Stored items:

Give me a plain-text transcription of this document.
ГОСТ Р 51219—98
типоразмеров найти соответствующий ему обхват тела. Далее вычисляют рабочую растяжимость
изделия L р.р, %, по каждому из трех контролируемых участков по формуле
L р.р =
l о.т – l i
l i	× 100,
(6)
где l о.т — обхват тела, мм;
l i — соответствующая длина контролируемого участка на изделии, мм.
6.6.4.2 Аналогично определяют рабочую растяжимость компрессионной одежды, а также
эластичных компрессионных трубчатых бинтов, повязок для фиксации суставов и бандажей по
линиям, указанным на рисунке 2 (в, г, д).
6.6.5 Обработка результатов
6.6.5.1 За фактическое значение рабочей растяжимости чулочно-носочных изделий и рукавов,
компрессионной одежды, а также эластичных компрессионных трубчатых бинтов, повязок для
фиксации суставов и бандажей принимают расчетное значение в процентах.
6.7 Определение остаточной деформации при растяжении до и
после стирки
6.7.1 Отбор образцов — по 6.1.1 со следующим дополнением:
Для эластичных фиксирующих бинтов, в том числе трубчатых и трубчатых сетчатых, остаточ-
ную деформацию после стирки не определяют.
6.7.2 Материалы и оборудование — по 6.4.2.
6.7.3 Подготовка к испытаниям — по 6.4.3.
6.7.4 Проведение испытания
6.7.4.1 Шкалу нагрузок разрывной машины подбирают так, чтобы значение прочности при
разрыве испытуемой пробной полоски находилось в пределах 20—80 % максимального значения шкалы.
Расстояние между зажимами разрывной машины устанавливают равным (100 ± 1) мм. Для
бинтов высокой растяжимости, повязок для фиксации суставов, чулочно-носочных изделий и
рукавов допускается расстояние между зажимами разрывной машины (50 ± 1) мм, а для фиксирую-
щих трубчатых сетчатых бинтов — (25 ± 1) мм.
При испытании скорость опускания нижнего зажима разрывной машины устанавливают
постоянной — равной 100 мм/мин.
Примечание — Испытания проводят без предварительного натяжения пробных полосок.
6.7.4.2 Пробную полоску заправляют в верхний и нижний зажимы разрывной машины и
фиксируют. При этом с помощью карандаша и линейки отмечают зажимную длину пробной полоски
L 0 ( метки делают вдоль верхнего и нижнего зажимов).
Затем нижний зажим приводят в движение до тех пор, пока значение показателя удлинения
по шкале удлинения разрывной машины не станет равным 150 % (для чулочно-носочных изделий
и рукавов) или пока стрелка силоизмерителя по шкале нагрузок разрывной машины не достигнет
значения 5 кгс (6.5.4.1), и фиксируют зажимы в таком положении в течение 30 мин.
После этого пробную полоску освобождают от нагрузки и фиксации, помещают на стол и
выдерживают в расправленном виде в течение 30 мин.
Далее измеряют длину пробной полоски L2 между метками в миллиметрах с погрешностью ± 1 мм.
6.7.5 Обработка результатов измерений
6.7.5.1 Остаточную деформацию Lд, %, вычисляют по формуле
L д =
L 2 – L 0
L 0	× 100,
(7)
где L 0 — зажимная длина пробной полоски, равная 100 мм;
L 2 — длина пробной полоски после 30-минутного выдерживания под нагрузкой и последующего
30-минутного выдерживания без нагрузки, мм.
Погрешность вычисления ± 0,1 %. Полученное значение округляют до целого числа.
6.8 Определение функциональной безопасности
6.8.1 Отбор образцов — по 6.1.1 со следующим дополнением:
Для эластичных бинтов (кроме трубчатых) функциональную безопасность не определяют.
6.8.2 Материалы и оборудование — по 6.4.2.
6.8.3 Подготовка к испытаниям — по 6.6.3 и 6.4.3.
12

...

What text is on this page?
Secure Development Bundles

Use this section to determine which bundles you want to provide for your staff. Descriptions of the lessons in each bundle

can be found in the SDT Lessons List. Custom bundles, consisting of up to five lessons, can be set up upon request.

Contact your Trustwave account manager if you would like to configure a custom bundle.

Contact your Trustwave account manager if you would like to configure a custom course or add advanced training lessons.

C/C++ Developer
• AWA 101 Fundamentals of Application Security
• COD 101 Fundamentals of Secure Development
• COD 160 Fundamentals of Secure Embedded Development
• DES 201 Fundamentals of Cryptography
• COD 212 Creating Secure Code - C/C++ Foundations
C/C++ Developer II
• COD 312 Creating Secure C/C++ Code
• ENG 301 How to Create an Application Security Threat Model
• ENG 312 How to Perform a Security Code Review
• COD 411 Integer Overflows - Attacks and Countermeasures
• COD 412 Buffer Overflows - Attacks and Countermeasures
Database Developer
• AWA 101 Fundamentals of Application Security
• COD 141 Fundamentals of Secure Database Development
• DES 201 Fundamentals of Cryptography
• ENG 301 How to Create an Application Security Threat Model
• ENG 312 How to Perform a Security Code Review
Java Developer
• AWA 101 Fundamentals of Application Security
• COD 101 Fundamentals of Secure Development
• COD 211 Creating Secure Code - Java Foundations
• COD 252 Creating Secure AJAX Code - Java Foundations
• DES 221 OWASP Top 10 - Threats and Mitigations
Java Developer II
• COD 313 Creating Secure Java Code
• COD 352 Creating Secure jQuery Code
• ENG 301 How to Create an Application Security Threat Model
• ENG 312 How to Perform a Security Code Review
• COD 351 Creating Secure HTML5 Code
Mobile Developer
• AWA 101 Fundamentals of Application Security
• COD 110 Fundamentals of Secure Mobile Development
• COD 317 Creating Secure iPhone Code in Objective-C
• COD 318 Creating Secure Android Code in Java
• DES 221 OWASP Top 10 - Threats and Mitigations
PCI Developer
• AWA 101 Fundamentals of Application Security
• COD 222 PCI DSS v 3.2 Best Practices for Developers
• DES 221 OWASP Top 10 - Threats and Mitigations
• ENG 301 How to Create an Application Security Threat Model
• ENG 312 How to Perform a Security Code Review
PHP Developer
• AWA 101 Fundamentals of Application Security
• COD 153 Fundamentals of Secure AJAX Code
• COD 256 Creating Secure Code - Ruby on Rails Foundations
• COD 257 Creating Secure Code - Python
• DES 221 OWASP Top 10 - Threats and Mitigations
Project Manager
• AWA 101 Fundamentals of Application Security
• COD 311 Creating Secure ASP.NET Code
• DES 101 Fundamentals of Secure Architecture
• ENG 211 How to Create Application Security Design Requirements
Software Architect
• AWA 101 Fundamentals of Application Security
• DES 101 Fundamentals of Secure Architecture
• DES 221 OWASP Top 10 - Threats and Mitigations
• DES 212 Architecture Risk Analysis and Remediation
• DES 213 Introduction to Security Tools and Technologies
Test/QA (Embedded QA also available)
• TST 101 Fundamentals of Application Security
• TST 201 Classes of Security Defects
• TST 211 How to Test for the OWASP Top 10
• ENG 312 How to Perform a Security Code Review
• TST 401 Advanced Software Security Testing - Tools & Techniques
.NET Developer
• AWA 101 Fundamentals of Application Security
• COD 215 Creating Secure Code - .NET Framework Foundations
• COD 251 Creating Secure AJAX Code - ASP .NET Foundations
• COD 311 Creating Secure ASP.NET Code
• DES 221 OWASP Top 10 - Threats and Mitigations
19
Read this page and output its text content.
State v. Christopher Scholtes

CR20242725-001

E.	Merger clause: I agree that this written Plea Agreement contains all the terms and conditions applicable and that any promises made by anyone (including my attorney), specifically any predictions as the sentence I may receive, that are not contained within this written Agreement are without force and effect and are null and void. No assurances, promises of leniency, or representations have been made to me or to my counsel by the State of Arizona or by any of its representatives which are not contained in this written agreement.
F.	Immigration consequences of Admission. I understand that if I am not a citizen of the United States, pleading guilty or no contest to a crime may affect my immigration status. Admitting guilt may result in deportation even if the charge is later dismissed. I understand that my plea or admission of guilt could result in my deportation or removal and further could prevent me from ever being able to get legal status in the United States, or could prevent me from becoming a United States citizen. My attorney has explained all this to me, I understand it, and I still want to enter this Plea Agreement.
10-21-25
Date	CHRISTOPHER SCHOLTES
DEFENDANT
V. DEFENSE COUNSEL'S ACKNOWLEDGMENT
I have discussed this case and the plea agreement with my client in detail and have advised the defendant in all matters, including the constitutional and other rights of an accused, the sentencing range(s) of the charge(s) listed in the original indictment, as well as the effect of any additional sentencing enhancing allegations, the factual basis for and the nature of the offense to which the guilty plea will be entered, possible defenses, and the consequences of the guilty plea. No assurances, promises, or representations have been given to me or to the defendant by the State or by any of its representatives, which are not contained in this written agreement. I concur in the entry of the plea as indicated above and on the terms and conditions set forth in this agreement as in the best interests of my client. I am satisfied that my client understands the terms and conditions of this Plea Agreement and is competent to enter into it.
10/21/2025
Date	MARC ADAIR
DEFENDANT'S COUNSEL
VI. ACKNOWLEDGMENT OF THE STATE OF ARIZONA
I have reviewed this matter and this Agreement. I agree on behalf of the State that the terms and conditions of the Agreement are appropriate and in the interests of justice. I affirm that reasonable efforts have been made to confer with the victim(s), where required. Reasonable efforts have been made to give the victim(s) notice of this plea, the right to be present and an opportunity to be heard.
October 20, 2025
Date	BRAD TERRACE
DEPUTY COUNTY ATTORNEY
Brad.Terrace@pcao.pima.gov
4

*EXERCISE*: Check the records above line by line and tally those holding the string "Embedded". Answer with the number only.

*FULL SOLUTION*: 2